Task material:
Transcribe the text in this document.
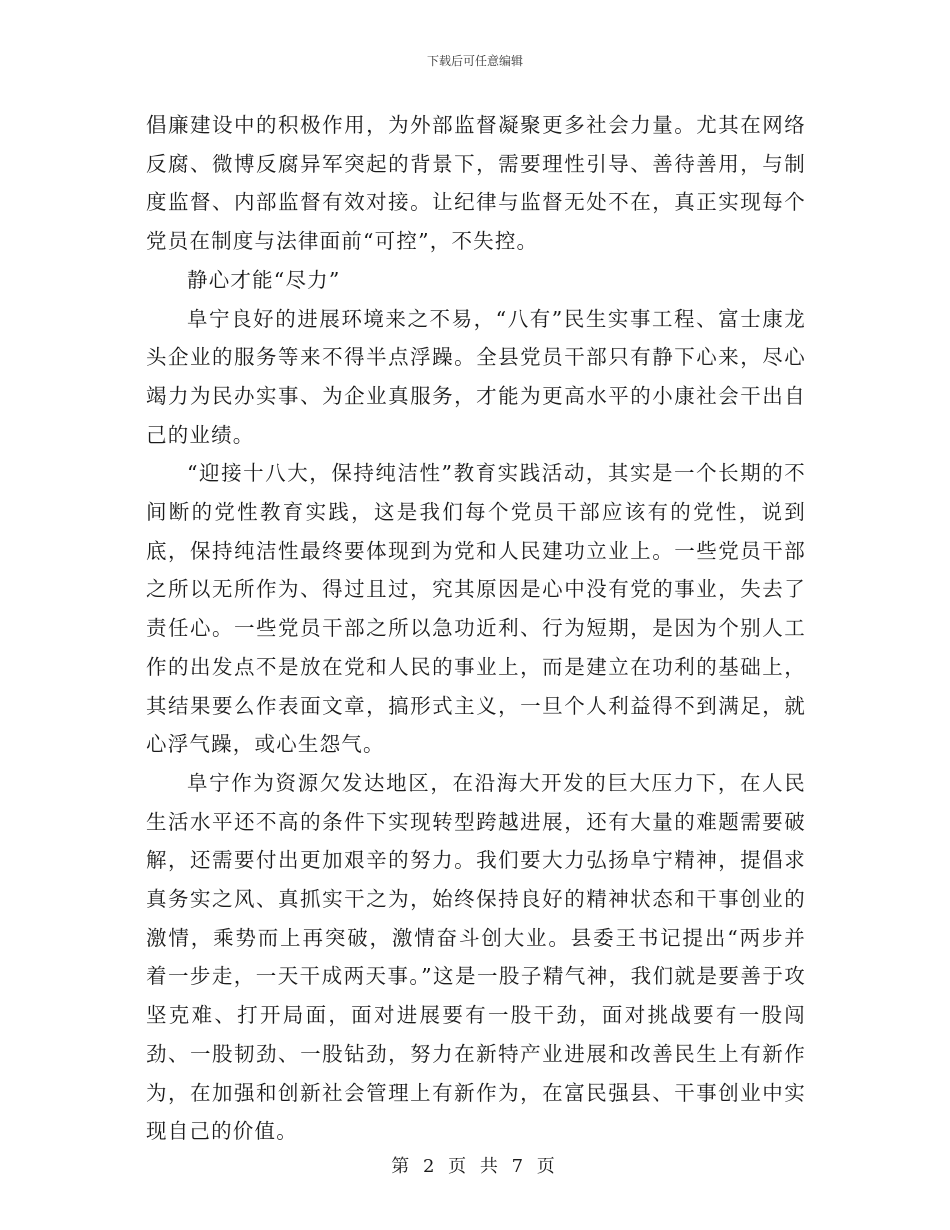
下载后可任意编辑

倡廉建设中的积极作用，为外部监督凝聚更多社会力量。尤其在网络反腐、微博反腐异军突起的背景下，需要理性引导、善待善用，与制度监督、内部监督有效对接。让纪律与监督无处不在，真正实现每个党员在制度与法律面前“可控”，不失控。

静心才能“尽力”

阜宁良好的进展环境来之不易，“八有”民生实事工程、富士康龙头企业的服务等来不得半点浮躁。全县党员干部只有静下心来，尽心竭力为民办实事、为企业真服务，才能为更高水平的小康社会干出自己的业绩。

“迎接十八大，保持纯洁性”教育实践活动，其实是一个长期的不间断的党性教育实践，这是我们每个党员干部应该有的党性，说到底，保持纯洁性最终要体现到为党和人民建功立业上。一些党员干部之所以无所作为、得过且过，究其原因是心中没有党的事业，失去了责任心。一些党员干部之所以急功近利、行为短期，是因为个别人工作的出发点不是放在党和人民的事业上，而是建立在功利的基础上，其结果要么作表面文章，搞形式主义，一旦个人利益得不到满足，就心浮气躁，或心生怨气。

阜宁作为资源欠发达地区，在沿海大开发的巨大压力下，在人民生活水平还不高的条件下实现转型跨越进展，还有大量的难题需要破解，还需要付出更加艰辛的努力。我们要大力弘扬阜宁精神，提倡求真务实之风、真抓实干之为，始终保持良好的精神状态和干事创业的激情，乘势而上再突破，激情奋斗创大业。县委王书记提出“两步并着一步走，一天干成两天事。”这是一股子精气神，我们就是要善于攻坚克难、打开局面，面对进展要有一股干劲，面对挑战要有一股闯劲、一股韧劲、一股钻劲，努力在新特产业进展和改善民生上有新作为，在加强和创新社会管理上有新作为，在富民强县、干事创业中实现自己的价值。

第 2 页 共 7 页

...

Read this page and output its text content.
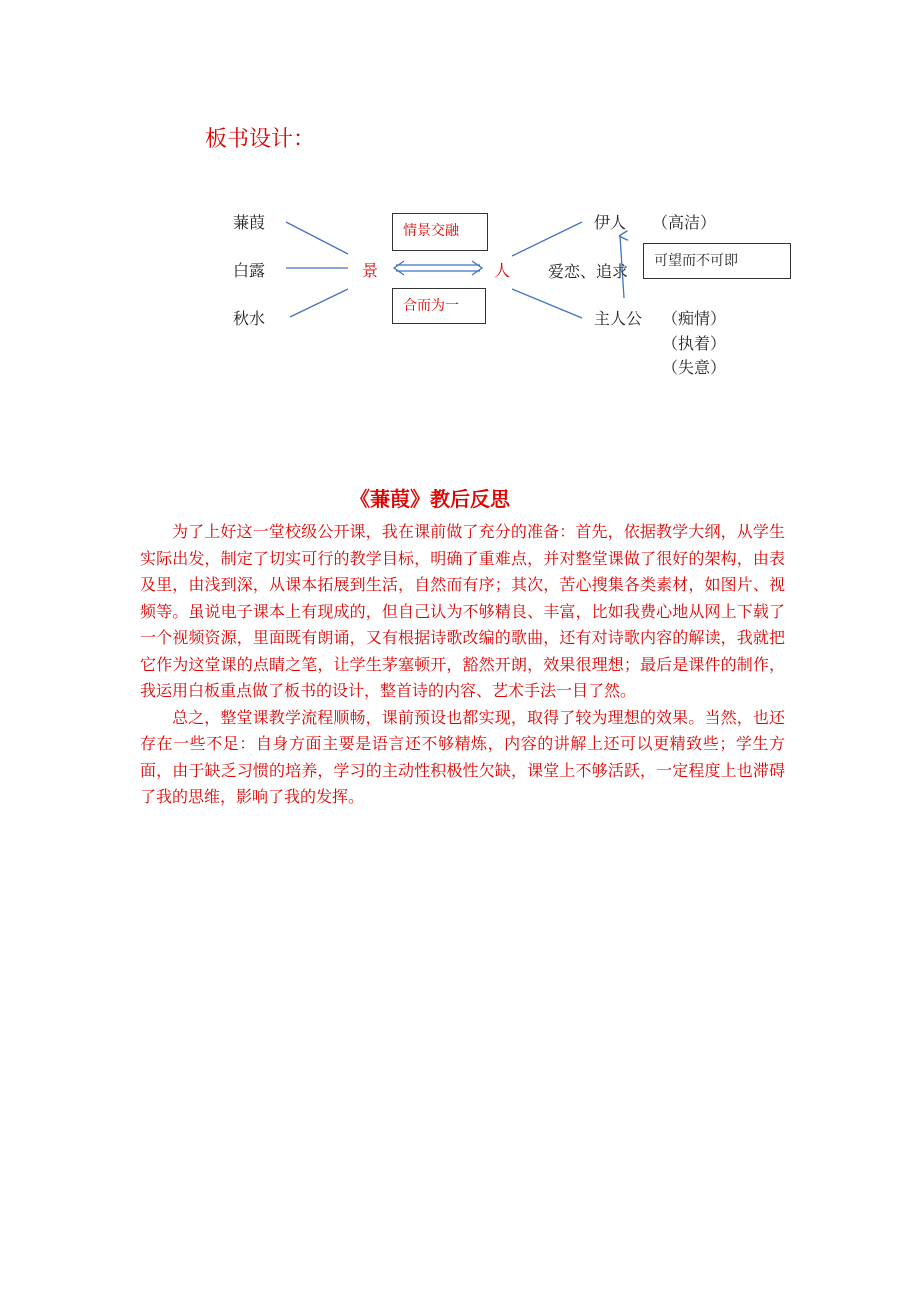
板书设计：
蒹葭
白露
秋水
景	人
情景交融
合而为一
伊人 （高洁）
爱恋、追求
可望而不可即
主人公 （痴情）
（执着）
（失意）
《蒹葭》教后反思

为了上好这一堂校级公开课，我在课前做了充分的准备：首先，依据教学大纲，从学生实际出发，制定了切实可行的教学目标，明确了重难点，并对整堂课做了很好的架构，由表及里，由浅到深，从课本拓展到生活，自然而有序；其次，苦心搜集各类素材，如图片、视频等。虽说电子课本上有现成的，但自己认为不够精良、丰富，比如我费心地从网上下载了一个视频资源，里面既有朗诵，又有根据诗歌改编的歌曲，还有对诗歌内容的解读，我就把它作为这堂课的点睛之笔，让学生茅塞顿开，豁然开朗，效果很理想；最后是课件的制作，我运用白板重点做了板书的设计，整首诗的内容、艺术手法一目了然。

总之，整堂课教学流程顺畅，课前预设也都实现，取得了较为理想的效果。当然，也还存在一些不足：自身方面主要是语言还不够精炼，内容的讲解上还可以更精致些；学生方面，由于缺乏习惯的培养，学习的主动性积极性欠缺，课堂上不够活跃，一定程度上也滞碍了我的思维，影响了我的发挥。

Prompt: Locate all lines in the listing above with the word "this". Copy them.

Task result:
Transcribe the text in this document.
Read this page and output its text content.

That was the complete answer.